> _DATA LISTING_
* begin *

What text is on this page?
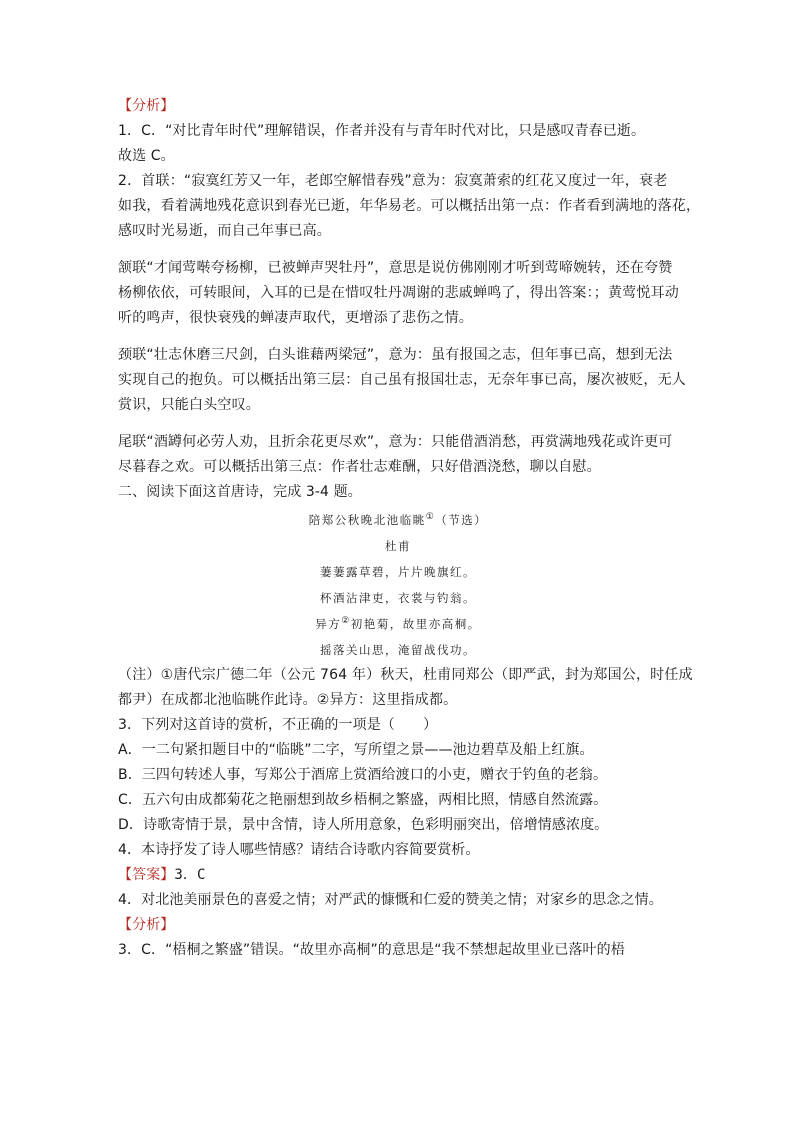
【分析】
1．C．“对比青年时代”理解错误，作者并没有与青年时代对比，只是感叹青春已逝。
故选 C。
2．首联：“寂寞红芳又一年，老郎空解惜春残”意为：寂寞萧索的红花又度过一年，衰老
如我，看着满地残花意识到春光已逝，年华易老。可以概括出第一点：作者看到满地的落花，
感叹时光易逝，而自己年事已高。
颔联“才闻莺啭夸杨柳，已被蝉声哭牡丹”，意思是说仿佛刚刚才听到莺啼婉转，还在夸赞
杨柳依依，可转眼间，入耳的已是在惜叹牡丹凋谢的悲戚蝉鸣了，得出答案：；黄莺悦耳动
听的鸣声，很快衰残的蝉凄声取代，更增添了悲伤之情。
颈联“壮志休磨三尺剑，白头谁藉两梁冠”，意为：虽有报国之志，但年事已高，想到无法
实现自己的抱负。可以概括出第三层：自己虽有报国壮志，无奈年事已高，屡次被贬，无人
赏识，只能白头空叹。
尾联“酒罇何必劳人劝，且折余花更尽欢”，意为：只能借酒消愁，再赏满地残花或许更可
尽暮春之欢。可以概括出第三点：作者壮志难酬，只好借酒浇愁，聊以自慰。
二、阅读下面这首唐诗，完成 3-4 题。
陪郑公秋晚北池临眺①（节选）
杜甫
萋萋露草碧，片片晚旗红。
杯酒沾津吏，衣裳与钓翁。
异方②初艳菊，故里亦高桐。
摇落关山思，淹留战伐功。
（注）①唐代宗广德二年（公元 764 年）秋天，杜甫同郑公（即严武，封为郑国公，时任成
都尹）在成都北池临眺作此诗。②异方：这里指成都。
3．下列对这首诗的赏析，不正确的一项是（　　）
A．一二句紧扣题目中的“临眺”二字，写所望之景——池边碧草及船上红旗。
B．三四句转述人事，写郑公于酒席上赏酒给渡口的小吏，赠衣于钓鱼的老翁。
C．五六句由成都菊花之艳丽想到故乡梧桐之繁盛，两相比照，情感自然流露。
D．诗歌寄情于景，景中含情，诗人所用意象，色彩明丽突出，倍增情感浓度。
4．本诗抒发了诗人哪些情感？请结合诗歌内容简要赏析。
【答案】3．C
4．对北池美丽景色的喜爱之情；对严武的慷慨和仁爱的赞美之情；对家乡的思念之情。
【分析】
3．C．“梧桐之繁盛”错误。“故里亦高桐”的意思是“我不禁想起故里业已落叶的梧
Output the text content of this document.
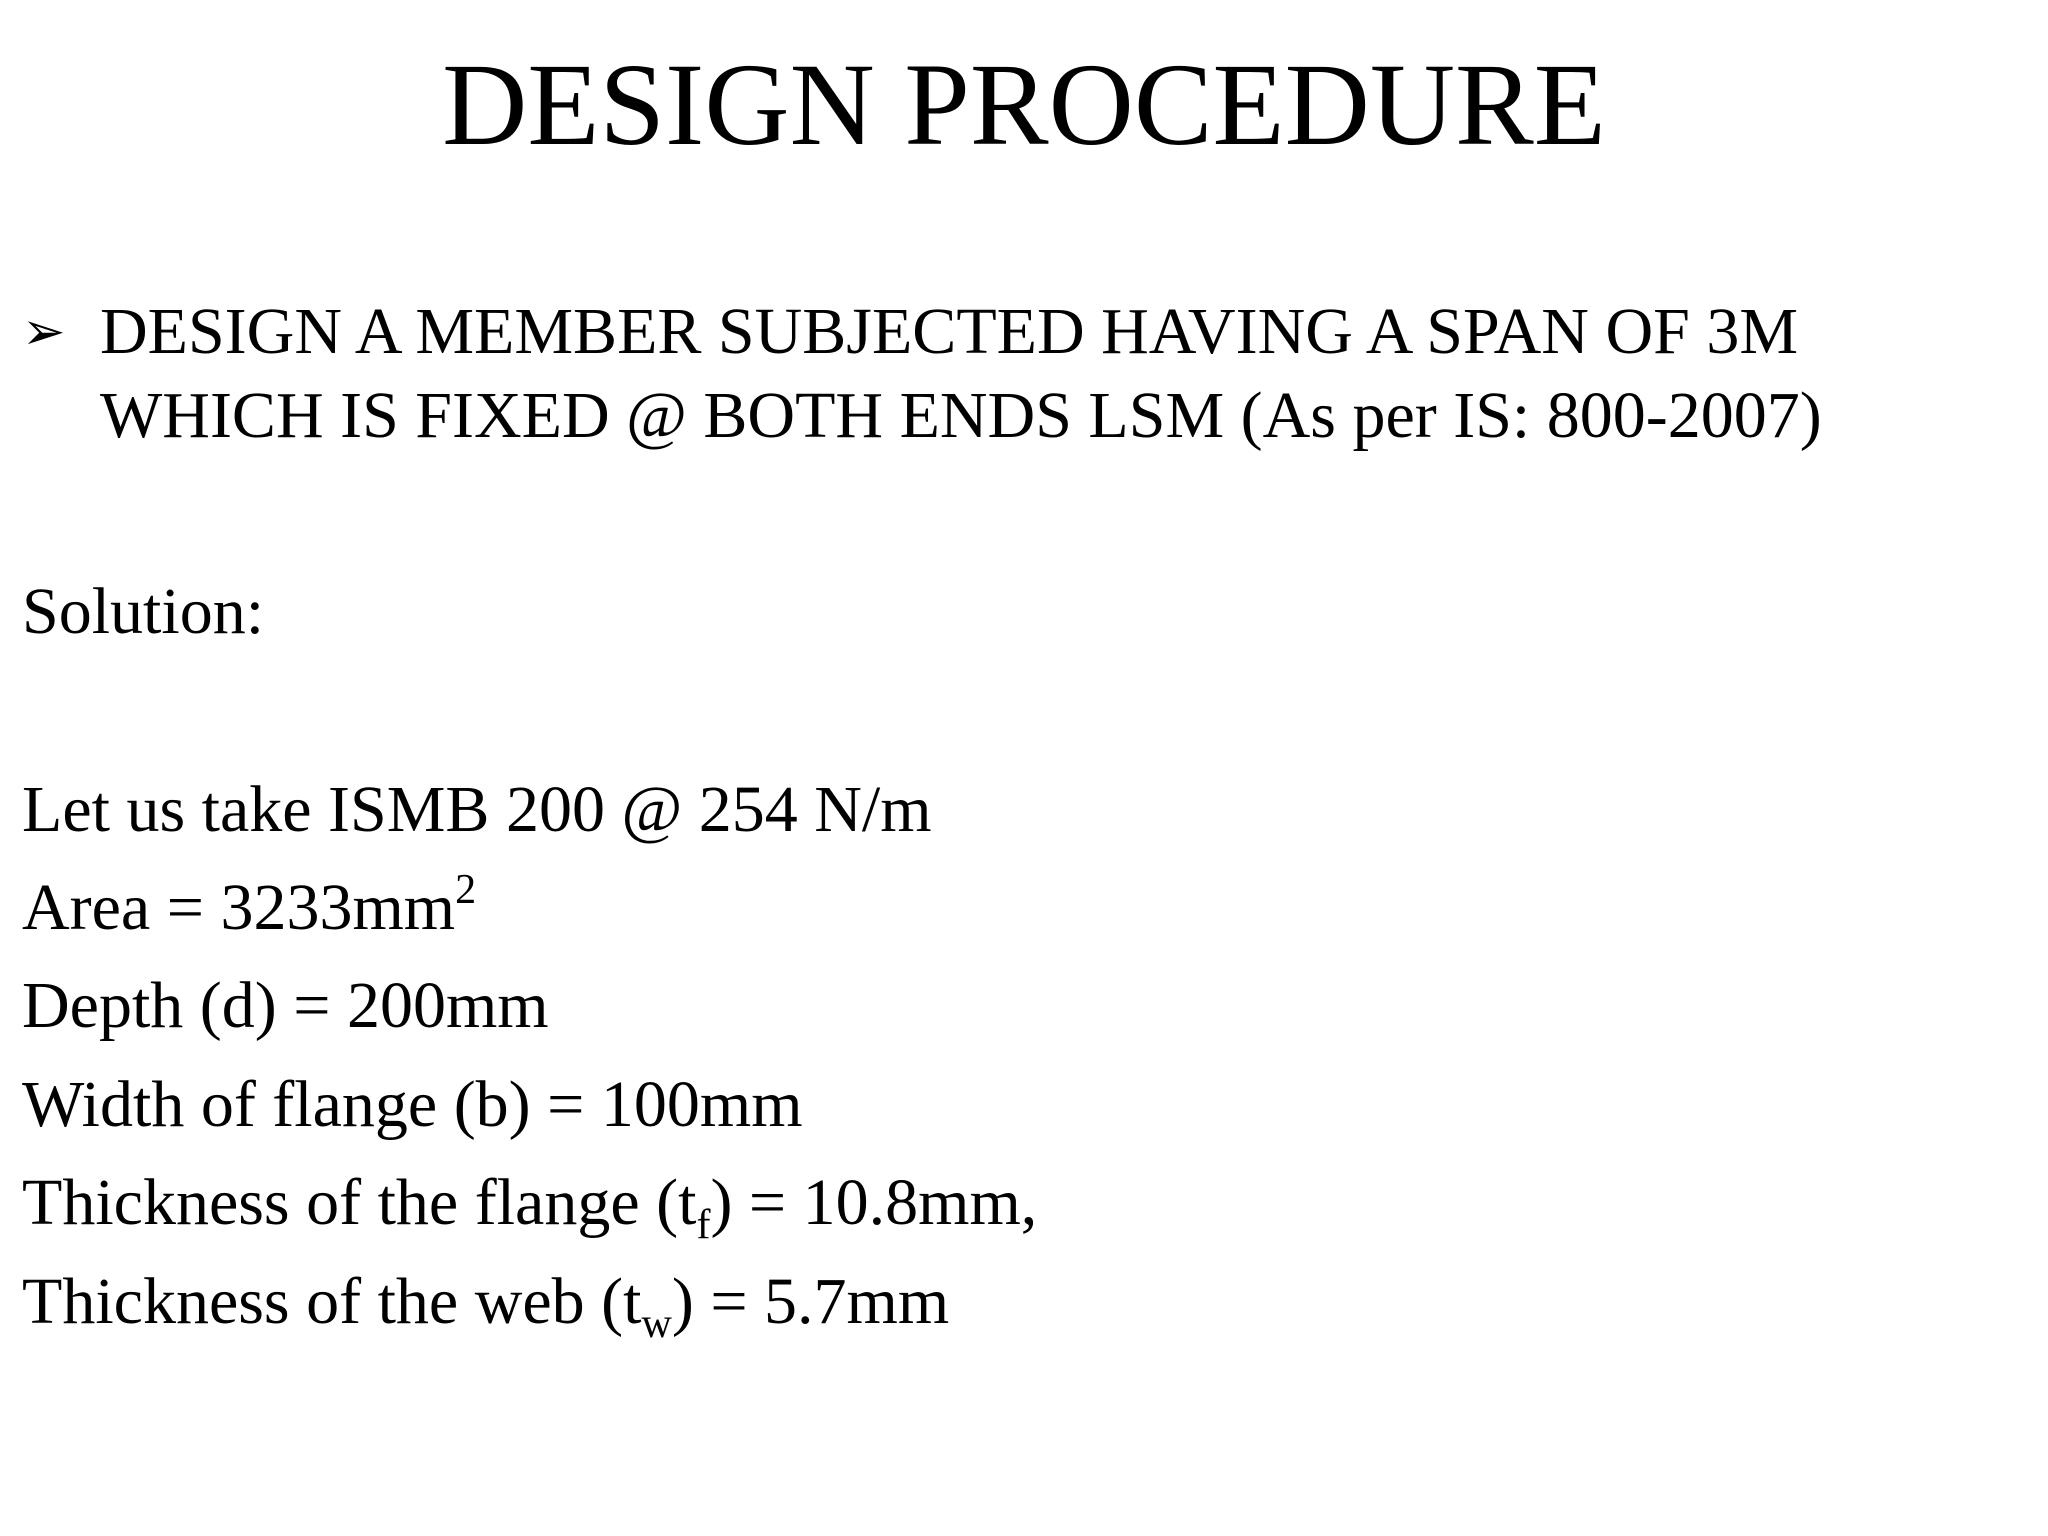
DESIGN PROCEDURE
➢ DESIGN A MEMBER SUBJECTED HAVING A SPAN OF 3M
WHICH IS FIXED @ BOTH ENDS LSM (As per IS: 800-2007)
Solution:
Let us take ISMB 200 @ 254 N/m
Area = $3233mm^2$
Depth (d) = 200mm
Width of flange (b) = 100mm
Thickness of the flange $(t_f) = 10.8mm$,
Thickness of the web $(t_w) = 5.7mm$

* end *

> _TASK INSTRUCTIONS_
Scan the material above. Copy each line where "DESIGN" occurs.

> _RESPONSE FOR THIS EXERCISE_
DESIGN PROCEDURE
➢ DESIGN A MEMBER SUBJECTED HAVING A SPAN OF 3M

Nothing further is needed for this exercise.